Data for this task
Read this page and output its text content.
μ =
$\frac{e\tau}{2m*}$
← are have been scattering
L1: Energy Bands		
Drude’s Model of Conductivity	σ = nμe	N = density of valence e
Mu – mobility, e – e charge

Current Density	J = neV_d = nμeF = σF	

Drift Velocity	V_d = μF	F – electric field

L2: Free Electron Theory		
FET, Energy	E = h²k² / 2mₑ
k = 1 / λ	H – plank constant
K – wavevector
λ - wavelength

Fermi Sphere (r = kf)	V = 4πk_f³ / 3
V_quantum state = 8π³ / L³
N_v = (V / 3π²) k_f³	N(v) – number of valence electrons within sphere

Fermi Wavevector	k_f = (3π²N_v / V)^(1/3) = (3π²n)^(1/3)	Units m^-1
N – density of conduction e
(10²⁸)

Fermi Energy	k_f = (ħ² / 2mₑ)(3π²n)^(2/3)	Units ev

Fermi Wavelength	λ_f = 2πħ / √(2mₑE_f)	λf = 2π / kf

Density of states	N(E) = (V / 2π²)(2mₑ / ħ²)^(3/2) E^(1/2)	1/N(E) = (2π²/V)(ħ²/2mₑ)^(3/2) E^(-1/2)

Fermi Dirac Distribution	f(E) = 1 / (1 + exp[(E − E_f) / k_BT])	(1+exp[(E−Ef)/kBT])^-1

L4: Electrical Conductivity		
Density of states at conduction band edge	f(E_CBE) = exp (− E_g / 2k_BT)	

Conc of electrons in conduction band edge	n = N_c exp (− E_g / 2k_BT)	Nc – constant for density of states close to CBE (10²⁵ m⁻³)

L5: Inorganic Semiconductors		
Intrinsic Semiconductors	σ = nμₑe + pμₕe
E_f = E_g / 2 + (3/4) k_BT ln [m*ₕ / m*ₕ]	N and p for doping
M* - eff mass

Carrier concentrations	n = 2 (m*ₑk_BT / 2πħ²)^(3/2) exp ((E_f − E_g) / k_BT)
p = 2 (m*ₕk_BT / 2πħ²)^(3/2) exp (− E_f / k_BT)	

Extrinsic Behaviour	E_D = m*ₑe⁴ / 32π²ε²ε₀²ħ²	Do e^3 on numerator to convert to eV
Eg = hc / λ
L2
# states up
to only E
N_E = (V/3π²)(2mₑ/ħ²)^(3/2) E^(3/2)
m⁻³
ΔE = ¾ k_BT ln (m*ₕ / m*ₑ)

Description of the task
Write the listing out again, exactly as shown above.

Solution to the exercise
Read this page and output its text content.
μ =
$\frac{e\tau}{2m*}$
← are have been scattering
L1: Energy Bands		
Drude’s Model of Conductivity	σ = nμe	N = density of valence e
Mu – mobility, e – e charge

Current Density	J = neV_d = nμeF = σF	

Drift Velocity	V_d = μF	F – electric field

L2: Free Electron Theory		
FET, Energy	E = h²k² / 2mₑ
k = 1 / λ	H – plank constant
K – wavevector
λ - wavelength

Fermi Sphere (r = kf)	V = 4πk_f³ / 3
V_quantum state = 8π³ / L³
N_v = (V / 3π²) k_f³	N(v) – number of valence electrons within sphere

Fermi Wavevector	k_f = (3π²N_v / V)^(1/3) = (3π²n)^(1/3)	Units m^-1
N – density of conduction e
(10²⁸)

Fermi Energy	k_f = (ħ² / 2mₑ)(3π²n)^(2/3)	Units ev

Fermi Wavelength	λ_f = 2πħ / √(2mₑE_f)	λf = 2π / kf

Density of states	N(E) = (V / 2π²)(2mₑ / ħ²)^(3/2) E^(1/2)	1/N(E) = (2π²/V)(ħ²/2mₑ)^(3/2) E^(-1/2)

Fermi Dirac Distribution	f(E) = 1 / (1 + exp[(E − E_f) / k_BT])	(1+exp[(E−Ef)/kBT])^-1

L4: Electrical Conductivity		
Density of states at conduction band edge	f(E_CBE) = exp (− E_g / 2k_BT)	

Conc of electrons in conduction band edge	n = N_c exp (− E_g / 2k_BT)	Nc – constant for density of states close to CBE (10²⁵ m⁻³)

L5: Inorganic Semiconductors		
Intrinsic Semiconductors	σ = nμₑe + pμₕe
E_f = E_g / 2 + (3/4) k_BT ln [m*ₕ / m*ₕ]	N and p for doping
M* - eff mass

Carrier concentrations	n = 2 (m*ₑk_BT / 2πħ²)^(3/2) exp ((E_f − E_g) / k_BT)
p = 2 (m*ₕk_BT / 2πħ²)^(3/2) exp (− E_f / k_BT)	

Extrinsic Behaviour	E_D = m*ₑe⁴ / 32π²ε²ε₀²ħ²	Do e^3 on numerator to convert to eV
Eg = hc / λ
L2
# states up
to only E
N_E = (V/3π²)(2mₑ/ħ²)^(3/2) E^(3/2)
m⁻³
ΔE = ¾ k_BT ln (m*ₕ / m*ₑ)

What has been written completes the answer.